[start of PROVIDED INFORMATION]

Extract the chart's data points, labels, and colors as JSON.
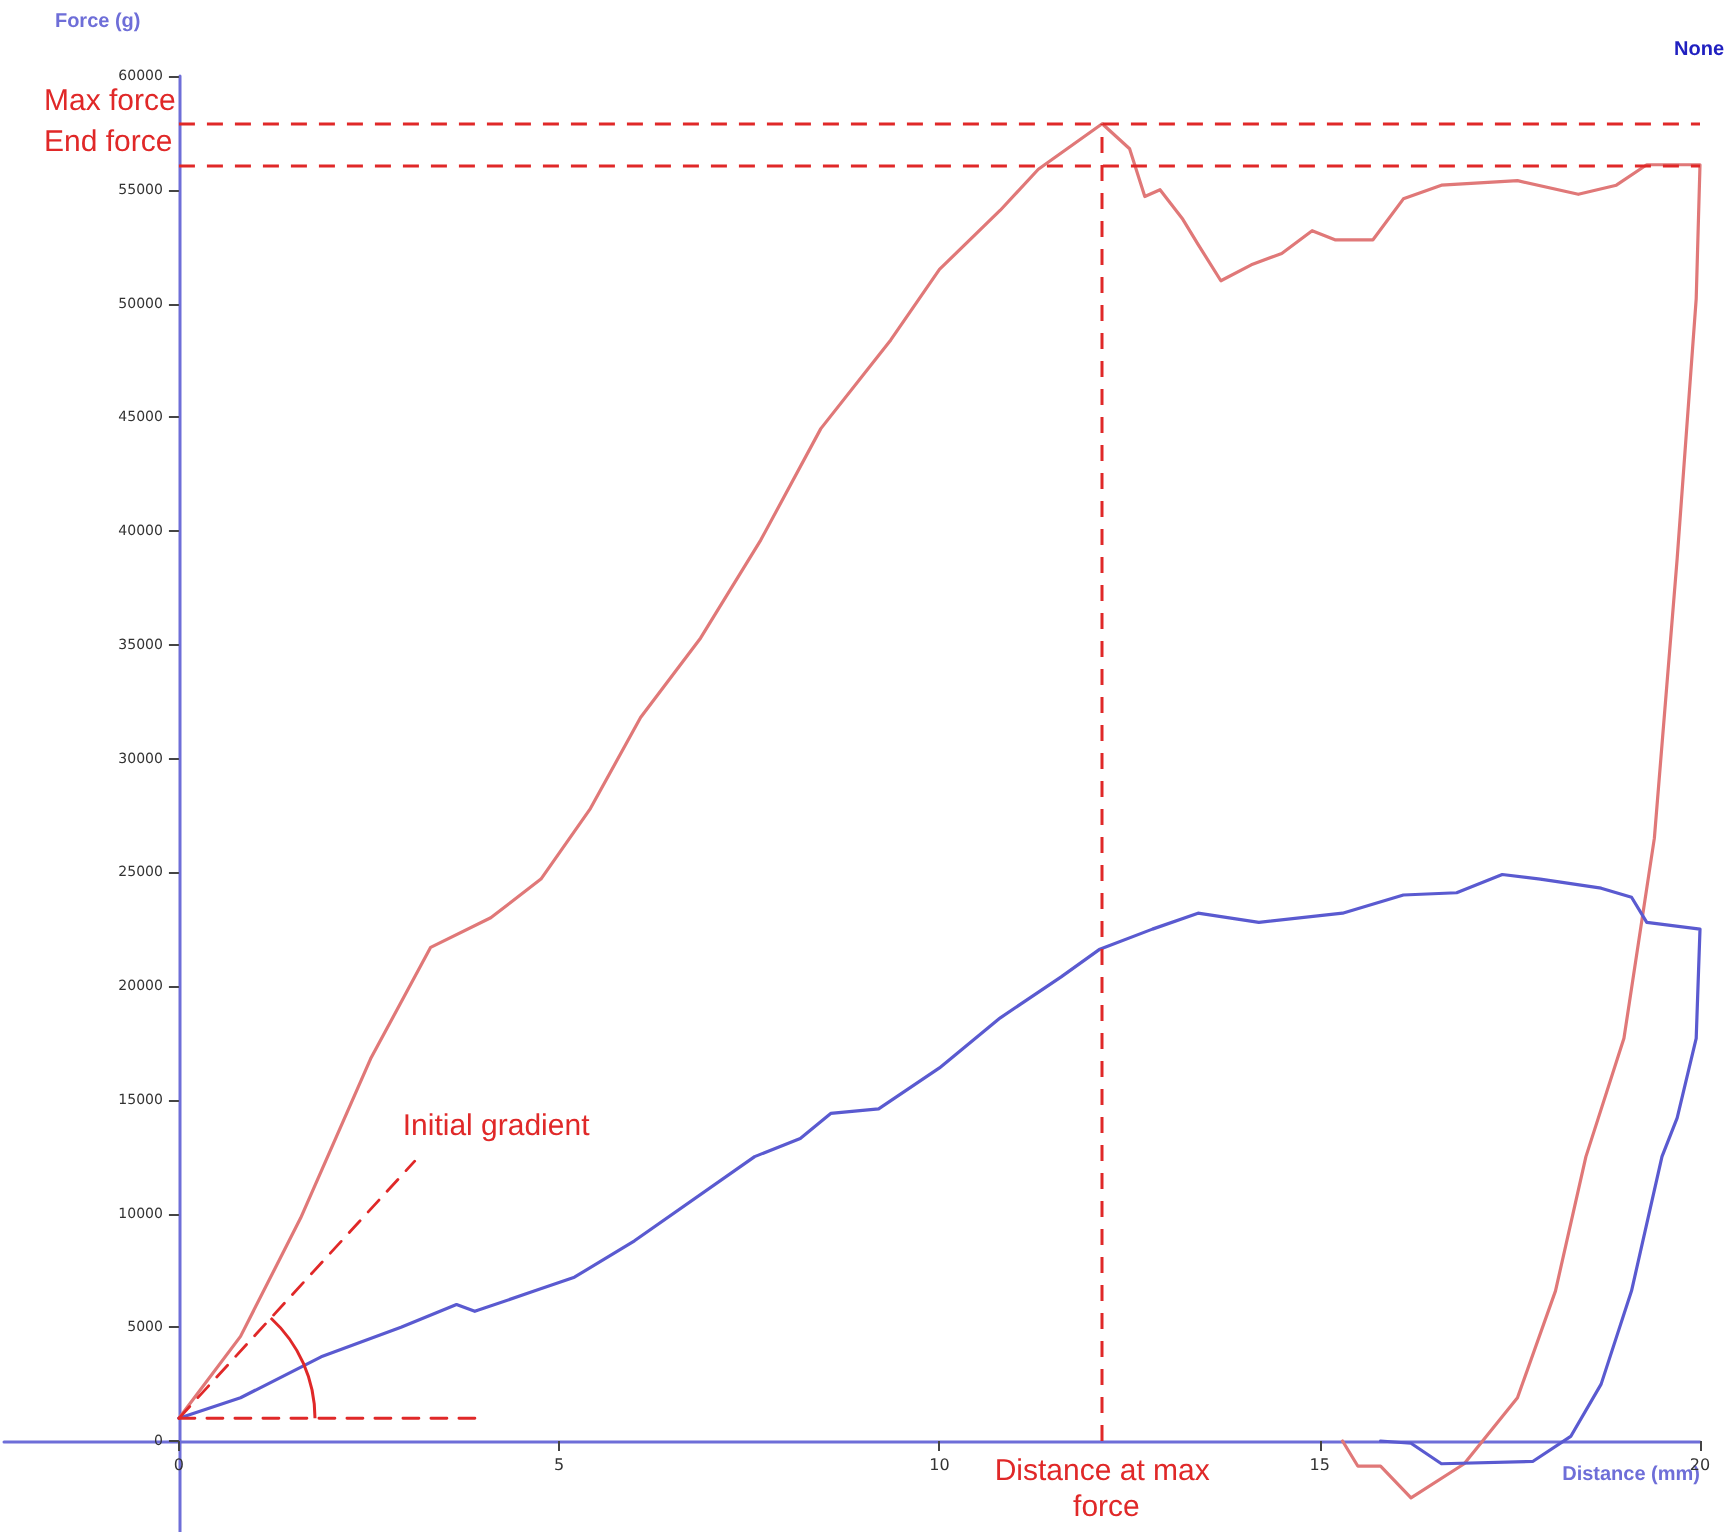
{
  "chart_data": {
    "type": "line",
    "xlabel": "Distance (mm)",
    "ylabel": "Force (g)",
    "xlim": [
      -2.3,
      20
    ],
    "xticks": [
      0,
      5,
      10,
      15,
      20
    ],
    "ylim": [
      -4000,
      60000
    ],
    "yticks": [
      0,
      5000,
      10000,
      15000,
      20000,
      25000,
      30000,
      35000,
      40000,
      45000,
      50000,
      55000,
      60000
    ],
    "marker": "none",
    "series": [
      {
        "color": "#e07878",
        "x": [
          0,
          0.81,
          1.6,
          2.52,
          3.31,
          4.1,
          4.76,
          5.41,
          6.07,
          6.86,
          7.65,
          8.44,
          9.36,
          10.0,
          10.8,
          11.3,
          12.14,
          12.5,
          12.7,
          12.9,
          13.2,
          13.4,
          13.7,
          14.1,
          14.5,
          14.9,
          15.2,
          15.7,
          16.1,
          16.6,
          17.6,
          18.4,
          18.9,
          19.3,
          20.0,
          19.95,
          19.7,
          19.4,
          19.0,
          18.5,
          18.1,
          17.6,
          16.9,
          16.2,
          15.8,
          15.5,
          15.3
        ],
        "values": [
          1000,
          4600,
          9800,
          16800,
          21700,
          23000,
          24700,
          27800,
          31800,
          35300,
          39600,
          44500,
          48400,
          51500,
          54100,
          55900,
          57900,
          56800,
          54700,
          55000,
          53700,
          52600,
          51000,
          51700,
          52200,
          53200,
          52800,
          52800,
          54600,
          55200,
          55400,
          54800,
          55200,
          56100,
          56100,
          50200,
          38800,
          26500,
          17700,
          12500,
          6600,
          1900,
          -1000,
          -2500,
          -1100,
          -1100,
          0
        ]
      },
      {
        "color": "#5a5ad0",
        "x": [
          0,
          0.81,
          1.87,
          2.92,
          3.65,
          3.89,
          4.68,
          5.2,
          5.99,
          7.57,
          8.17,
          8.57,
          9.2,
          10.0,
          10.8,
          11.6,
          12.1,
          12.8,
          13.4,
          14.2,
          15.3,
          16.1,
          16.8,
          17.4,
          17.9,
          18.7,
          19.1,
          19.3,
          20.0,
          19.95,
          19.7,
          19.5,
          19.1,
          18.7,
          18.3,
          17.8,
          16.6,
          16.2,
          15.8
        ],
        "values": [
          1000,
          1900,
          3700,
          5000,
          6000,
          5700,
          6600,
          7200,
          8800,
          12500,
          13300,
          14400,
          14600,
          16400,
          18600,
          20400,
          21600,
          22500,
          23200,
          22800,
          23200,
          24000,
          24100,
          24900,
          24700,
          24300,
          23900,
          22800,
          22500,
          17700,
          14200,
          12500,
          6600,
          2500,
          200,
          -900,
          -1000,
          -100,
          0
        ]
      },
      {
        "color": "#e02828",
        "line_style": "dashed",
        "x": [
          0,
          3.1
        ],
        "values": [
          1000,
          12300
        ]
      },
      {
        "color": "#e02828",
        "line_style": "dashed",
        "x": [
          0,
          3.9
        ],
        "values": [
          1000,
          1000
        ]
      }
    ],
    "ref_lines": [
      {
        "axis": "y",
        "value": 57900,
        "label": "Max force",
        "color": "#e02828",
        "line_style": "dashed"
      },
      {
        "axis": "y",
        "value": 56100,
        "label": "End force",
        "color": "#e02828",
        "line_style": "dashed"
      },
      {
        "axis": "x",
        "value": 12.14,
        "label": "Distance at max force",
        "color": "#e02828",
        "line_style": "dashed"
      }
    ],
    "annotations": [
      "None",
      {
        "text": "Initial gradient",
        "x": 3.1,
        "y": 12300
      }
    ]
  }
}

[end of PROVIDED INFORMATION]

[WHAT IS ASKED] Each line of the data is to be duplicated exactly; pictures stay out of the copy.

[TASK SOLUTION]
Extract the chart's data points, labels, and colors as JSON.
{
  "chart_data": {
    "type": "line",
    "xlabel": "Distance (mm)",
    "ylabel": "Force (g)",
    "xlim": [
      -2.3,
      20
    ],
    "xticks": [
      0,
      5,
      10,
      15,
      20
    ],
    "ylim": [
      -4000,
      60000
    ],
    "yticks": [
      0,
      5000,
      10000,
      15000,
      20000,
      25000,
      30000,
      35000,
      40000,
      45000,
      50000,
      55000,
      60000
    ],
    "marker": "none",
    "series": [
      {
        "color": "#e07878",
        "x": [
          0,
          0.81,
          1.6,
          2.52,
          3.31,
          4.1,
          4.76,
          5.41,
          6.07,
          6.86,
          7.65,
          8.44,
          9.36,
          10.0,
          10.8,
          11.3,
          12.14,
          12.5,
          12.7,
          12.9,
          13.2,
          13.4,
          13.7,
          14.1,
          14.5,
          14.9,
          15.2,
          15.7,
          16.1,
          16.6,
          17.6,
          18.4,
          18.9,
          19.3,
          20.0,
          19.95,
          19.7,
          19.4,
          19.0,
          18.5,
          18.1,
          17.6,
          16.9,
          16.2,
          15.8,
          15.5,
          15.3
        ],
        "values": [
          1000,
          4600,
          9800,
          16800,
          21700,
          23000,
          24700,
          27800,
          31800,
          35300,
          39600,
          44500,
          48400,
          51500,
          54100,
          55900,
          57900,
          56800,
          54700,
          55000,
          53700,
          52600,
          51000,
          51700,
          52200,
          53200,
          52800,
          52800,
          54600,
          55200,
          55400,
          54800,
          55200,
          56100,
          56100,
          50200,
          38800,
          26500,
          17700,
          12500,
          6600,
          1900,
          -1000,
          -2500,
          -1100,
          -1100,
          0
        ]
      },
      {
        "color": "#5a5ad0",
        "x": [
          0,
          0.81,
          1.87,
          2.92,
          3.65,
          3.89,
          4.68,
          5.2,
          5.99,
          7.57,
          8.17,
          8.57,
          9.2,
          10.0,
          10.8,
          11.6,
          12.1,
          12.8,
          13.4,
          14.2,
          15.3,
          16.1,
          16.8,
          17.4,
          17.9,
          18.7,
          19.1,
          19.3,
          20.0,
          19.95,
          19.7,
          19.5,
          19.1,
          18.7,
          18.3,
          17.8,
          16.6,
          16.2,
          15.8
        ],
        "values": [
          1000,
          1900,
          3700,
          5000,
          6000,
          5700,
          6600,
          7200,
          8800,
          12500,
          13300,
          14400,
          14600,
          16400,
          18600,
          20400,
          21600,
          22500,
          23200,
          22800,
          23200,
          24000,
          24100,
          24900,
          24700,
          24300,
          23900,
          22800,
          22500,
          17700,
          14200,
          12500,
          6600,
          2500,
          200,
          -900,
          -1000,
          -100,
          0
        ]
      },
      {
        "color": "#e02828",
        "line_style": "dashed",
        "x": [
          0,
          3.1
        ],
        "values": [
          1000,
          12300
        ]
      },
      {
        "color": "#e02828",
        "line_style": "dashed",
        "x": [
          0,
          3.9
        ],
        "values": [
          1000,
          1000
        ]
      }
    ],
    "ref_lines": [
      {
        "axis": "y",
        "value": 57900,
        "label": "Max force",
        "color": "#e02828",
        "line_style": "dashed"
      },
      {
        "axis": "y",
        "value": 56100,
        "label": "End force",
        "color": "#e02828",
        "line_style": "dashed"
      },
      {
        "axis": "x",
        "value": 12.14,
        "label": "Distance at max force",
        "color": "#e02828",
        "line_style": "dashed"
      }
    ],
    "annotations": [
      "None",
      {
        "text": "Initial gradient",
        "x": 3.1,
        "y": 12300
      }
    ]
  }
}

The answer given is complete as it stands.